» **MATERIAL PROVIDED**
▬▬▬▬▬▬▬▬▬▬
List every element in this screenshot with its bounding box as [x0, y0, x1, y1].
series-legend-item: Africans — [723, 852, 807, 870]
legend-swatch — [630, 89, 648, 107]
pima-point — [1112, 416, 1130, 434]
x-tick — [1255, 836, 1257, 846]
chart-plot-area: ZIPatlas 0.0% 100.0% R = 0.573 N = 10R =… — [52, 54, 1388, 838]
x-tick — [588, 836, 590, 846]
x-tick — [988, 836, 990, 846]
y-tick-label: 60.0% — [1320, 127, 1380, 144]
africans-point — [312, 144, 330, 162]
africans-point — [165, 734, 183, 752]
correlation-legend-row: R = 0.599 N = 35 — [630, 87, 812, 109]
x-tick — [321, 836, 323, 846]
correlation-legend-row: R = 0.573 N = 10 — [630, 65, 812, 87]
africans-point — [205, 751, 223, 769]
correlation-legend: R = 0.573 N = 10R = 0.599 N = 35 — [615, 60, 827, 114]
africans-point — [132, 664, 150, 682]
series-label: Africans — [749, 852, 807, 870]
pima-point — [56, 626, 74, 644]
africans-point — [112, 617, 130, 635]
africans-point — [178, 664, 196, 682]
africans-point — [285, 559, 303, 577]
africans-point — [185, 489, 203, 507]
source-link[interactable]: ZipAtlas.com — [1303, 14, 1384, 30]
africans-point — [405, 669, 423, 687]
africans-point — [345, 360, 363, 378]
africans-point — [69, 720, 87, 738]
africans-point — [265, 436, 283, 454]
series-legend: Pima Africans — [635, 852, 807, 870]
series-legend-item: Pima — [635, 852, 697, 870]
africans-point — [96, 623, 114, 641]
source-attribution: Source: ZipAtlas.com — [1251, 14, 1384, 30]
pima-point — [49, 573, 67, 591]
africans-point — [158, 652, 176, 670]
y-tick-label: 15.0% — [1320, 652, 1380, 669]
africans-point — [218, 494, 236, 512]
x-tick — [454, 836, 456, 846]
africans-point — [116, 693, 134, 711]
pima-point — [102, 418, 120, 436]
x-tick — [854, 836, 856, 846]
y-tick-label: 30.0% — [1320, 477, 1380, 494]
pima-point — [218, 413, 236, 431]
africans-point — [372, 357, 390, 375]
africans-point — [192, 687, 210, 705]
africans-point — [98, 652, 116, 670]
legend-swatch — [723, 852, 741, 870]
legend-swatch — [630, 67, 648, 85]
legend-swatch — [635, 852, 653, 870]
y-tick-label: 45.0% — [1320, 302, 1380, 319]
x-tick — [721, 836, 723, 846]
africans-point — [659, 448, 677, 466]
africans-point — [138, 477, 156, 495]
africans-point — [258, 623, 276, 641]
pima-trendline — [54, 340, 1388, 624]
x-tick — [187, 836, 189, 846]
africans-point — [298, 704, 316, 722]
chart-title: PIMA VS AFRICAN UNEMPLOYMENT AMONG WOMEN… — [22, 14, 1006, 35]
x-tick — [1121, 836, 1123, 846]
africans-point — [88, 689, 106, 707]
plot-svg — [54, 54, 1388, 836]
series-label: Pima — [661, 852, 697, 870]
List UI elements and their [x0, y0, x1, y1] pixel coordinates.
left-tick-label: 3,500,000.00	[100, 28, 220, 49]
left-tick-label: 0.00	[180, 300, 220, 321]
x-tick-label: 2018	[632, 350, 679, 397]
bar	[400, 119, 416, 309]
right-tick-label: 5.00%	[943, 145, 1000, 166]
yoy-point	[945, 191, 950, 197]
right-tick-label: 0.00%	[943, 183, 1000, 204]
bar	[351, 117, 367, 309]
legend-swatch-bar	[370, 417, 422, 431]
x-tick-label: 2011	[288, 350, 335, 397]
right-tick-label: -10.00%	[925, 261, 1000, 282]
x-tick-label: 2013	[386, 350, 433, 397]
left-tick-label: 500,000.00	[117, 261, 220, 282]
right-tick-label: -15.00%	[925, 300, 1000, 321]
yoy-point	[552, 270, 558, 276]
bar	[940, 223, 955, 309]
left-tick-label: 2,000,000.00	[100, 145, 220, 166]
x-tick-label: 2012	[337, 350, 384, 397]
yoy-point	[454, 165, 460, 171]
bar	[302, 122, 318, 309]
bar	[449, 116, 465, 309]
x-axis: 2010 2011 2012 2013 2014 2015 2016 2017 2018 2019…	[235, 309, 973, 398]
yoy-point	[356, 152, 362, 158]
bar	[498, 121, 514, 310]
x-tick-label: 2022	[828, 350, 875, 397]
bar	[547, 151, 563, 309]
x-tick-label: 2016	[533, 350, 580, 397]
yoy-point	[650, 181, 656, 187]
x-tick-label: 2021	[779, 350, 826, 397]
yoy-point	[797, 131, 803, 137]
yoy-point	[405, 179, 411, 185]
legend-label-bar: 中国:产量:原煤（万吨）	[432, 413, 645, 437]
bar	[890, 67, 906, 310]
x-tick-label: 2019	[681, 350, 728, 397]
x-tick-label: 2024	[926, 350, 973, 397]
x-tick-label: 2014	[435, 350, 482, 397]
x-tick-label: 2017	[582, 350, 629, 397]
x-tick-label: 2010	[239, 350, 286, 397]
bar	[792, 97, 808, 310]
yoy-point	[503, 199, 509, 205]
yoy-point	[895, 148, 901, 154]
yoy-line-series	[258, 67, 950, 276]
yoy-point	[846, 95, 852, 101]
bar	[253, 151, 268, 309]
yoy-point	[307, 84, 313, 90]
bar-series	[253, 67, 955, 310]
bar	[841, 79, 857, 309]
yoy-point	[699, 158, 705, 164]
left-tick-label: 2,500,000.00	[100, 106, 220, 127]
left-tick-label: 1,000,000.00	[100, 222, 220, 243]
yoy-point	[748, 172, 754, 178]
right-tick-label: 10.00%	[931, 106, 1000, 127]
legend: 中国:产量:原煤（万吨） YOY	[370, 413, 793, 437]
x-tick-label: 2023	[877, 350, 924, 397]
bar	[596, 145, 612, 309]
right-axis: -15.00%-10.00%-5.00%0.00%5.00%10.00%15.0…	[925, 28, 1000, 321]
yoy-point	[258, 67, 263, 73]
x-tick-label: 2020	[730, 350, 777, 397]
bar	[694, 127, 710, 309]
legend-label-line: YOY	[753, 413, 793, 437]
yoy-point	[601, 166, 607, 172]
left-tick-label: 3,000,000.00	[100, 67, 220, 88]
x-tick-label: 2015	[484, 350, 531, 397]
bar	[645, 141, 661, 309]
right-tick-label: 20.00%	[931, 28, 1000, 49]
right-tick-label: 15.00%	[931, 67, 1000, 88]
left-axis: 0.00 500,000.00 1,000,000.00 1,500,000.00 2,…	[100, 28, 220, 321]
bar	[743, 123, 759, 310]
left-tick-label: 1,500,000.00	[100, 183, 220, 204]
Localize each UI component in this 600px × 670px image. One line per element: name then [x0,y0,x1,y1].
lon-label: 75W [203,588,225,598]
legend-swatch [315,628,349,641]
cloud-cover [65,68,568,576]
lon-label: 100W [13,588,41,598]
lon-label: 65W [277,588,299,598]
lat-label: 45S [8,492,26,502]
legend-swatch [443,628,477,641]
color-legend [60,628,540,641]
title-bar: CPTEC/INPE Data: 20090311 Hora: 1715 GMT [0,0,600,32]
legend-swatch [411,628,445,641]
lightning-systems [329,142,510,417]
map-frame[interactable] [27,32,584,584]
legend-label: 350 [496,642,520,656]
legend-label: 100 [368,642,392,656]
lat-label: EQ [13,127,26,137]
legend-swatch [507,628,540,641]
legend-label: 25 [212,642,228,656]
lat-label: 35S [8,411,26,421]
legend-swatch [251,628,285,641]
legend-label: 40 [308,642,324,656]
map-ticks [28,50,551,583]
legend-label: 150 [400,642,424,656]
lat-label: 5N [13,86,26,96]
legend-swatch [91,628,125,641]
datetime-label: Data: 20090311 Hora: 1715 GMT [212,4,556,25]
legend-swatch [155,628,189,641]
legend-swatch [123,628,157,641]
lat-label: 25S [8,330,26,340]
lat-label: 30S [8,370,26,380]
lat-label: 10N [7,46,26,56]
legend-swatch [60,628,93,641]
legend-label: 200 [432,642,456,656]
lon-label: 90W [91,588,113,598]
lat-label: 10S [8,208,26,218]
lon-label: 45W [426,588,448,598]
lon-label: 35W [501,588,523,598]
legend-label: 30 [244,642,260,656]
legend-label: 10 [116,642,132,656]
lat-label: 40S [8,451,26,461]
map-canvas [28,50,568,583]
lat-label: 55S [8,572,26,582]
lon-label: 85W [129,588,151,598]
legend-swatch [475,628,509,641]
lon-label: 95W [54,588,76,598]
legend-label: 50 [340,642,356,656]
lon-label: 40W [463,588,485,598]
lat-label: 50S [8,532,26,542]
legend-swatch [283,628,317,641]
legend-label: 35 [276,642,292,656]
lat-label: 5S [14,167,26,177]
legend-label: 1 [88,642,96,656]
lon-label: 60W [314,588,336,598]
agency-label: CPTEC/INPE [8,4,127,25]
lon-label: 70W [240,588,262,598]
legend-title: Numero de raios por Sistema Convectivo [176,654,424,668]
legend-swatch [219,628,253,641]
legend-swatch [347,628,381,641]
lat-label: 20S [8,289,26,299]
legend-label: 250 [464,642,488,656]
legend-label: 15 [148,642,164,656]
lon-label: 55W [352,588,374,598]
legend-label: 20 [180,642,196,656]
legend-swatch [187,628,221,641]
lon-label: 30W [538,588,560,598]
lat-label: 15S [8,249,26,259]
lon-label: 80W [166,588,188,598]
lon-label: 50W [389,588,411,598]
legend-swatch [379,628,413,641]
▬▬▬▬▬▬▬▬▬▬
» **TASK TO CARRY OUT**
Tally the lines in the entries above that contain the string "right". Reply with the count alone.

» **OUTPUT FOR THIS EXERCISE**
8